-------- Extract to read
Beyond Gladue: How the Justice System Is Still Failing Indigenous Offenders

Posted on November 26, 2018 in Child & Family Delivery System

TheTyee.ca – News – In 1999, the Supreme Court ruled ‘particular attention’ must be paid in their sentencing. That’s still not happening.
21 Nov 2018.  By Andrea Smith  | TheTyee.ca

Andrea D. Smith is an intern with The Tyee as a part of Journalists for Human Rights’ Emerging Indigenous Reporter program. She has written Gladue reports on contract. Contact her here.

In early 1997, Jamie Tanis Gladue pleaded guilty to fatally stabbing her boyfriend in Nanaimo. She was sentenced to three years in prison.

Her case led to a Supreme Court of Canada ruling that was supposed to change the way Indigenous offenders are sentenced.

But more than two decades later, Canada still lacks a consistent system to ensure this is happening.

In 1996, the Criminal Code was amended to add a requirement that judges consider “all available sanctions, other than imprisonment” for offenders.
----------------
● Given request a: Please recast the entries, starting at the line that contains "subheading-market-overview: 〔一〕市场概述： [124, 259, 288, 283]" and ending at the line that contains "paragraph-continuation: 响力的中端健身场所。而这样的 设计理念也是给我们带来一个前所未有的机遇。", as a Markdown table with the columns Row and Line. Include both of those lines, leave out blank lines, and convert nothing else.
The entries that come next are unrelated to the article above.
-------- Supplied information
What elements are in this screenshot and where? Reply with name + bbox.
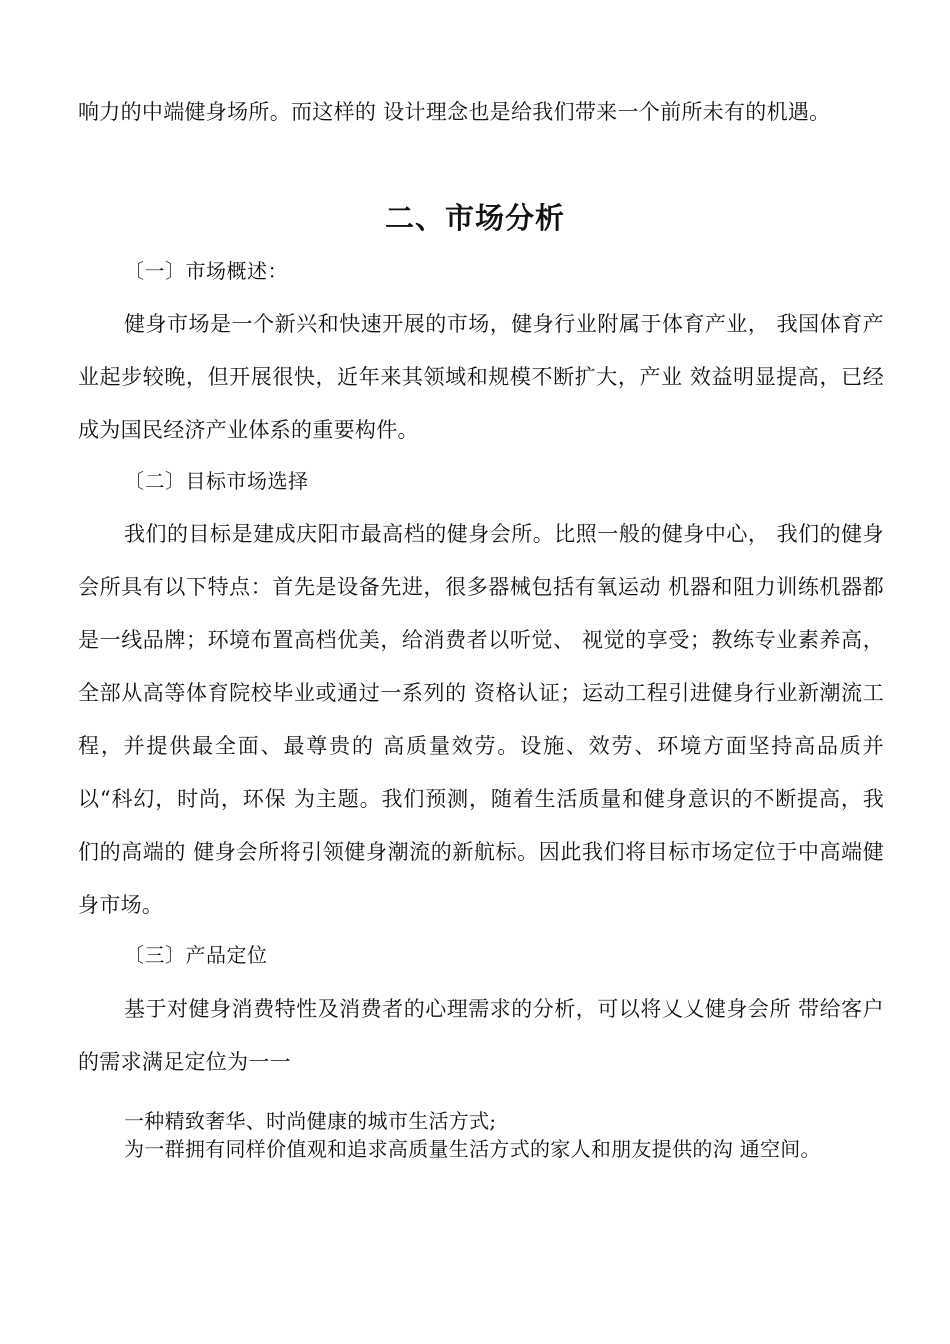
subheading-market-overview: 〔一〕市场概述： [124, 259, 288, 283]
subheading-product-positioning: 〔三〕产品定位 [124, 943, 268, 967]
positioning-item-1: 一种精致奢华、时尚健康的城市生活方式; [124, 1109, 497, 1133]
section-title: 二、市场分析 [384, 201, 565, 235]
paragraph-target-market: 我们的目标是建成庆阳市最高档的健身会所。比照一般的健身中心， 我们的健身会所具有以下特点：首先是设备先进，很多器械包括有氧运动 机器和阻力训练机器都是一线品牌；环境布置高档优美，给消费者以听觉、 视觉的享受；教练专业素养高，全部从高等体育院校毕业或通过一系列的 资格认证；运动工程引进健身行业新潮流工程，并提供最全面、最尊贵的 高质量效劳。设施、效劳、环境方面坚持高品质并以“科幻，时尚，环保 为主题。我们预测，随着生活质量和健身意识的不断提高，我们的高端的 健身会所将引领健身潮流的新航标。因此我们将目标市场定位于中高端健身市场。 [78, 522, 884, 917]
paragraph-product-positioning: 基于对健身消费特性及消费者的心理需求的分析，可以将乂乂健身会所 带给客户的需求满足定位为一一 [78, 997, 884, 1074]
paragraph-continuation: 响力的中端健身场所。而这样的 设计理念也是给我们带来一个前所未有的机遇。 [78, 100, 831, 124]
paragraph-market-overview: 健身市场是一个新兴和快速开展的市场，健身行业附属于体育产业， 我国体育产业起步较晚，但开展很快，近年来其领域和规模不断扩大，产业 效益明显提高，已经成为国民经济产业体系的重要构件。 [78, 312, 884, 442]
positioning-item-2: 为一群拥有同样价值观和追求高质量生活方式的家人和朋友提供的沟 通空间。 [124, 1137, 821, 1161]
subheading-target-market: 〔二〕目标市场选择 [124, 469, 309, 493]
----------------
● Given request b:
Answer these questions from the article on the Gladue ruling:
(i) In what city did the fatal stabbing take place?
(ii) In what year was the Criminal Code amended to require judges to consider sanctions other than imprisonment?
(iii) On what date was the article posted?

● Written response a:
| Row | Line |
|---|---|
| 1 | subheading-market-overview: 〔一〕市场概述： [124, 259, 288, 283] |
| 2 | subheading-product-positioning: 〔三〕产品定位 [124, 943, 268, 967] |
| 3 | positioning-item-1: 一种精致奢华、时尚健康的城市生活方式; [124, 1109, 497, 1133] |
| 4 | section-title: 二、市场分析 [384, 201, 565, 235] |
| 5 | paragraph-target-market: 我们的目标是建成庆阳市最高档的健身会所。比照一般的健身中心， 我们的健身会所具有以下特点：首先是设备先进，很多器械包括有氧运动 机器和阻力训练机器都是一线品牌；环境布置高档优美，给消费者以听觉、 视觉的享受；教练专业素养高，全部从高等体育院校毕业或通过一系列的 资格认证；运动工程引进健身行业新潮流工程，并提供最全面、最尊贵的 高质量效劳。设施、效劳、环境方面坚持高品质并以“科幻，时尚，环保 为主题。我们预测，随着生活质量和健身意识的不断提高，我们的高端的 健身会所将引领健身潮流的新航标。因此我们将目标市场定位于中高端健身市场。 [78, 522, 884, 917] |
| 6 | paragraph-product-positioning: 基于对健身消费特性及消费者的心理需求的分析，可以将乂乂健身会所 带给客户的需求满足定位为一一 [78, 997, 884, 1074] |
| 7 | paragraph-continuation: 响力的中端健身场所。而这样的 设计理念也是给我们带来一个前所未有的机遇。 [78, 100, 831, 124] |

● Written response b:
(i) Nanaimo
(ii) 1996
(iii) November 26, 2018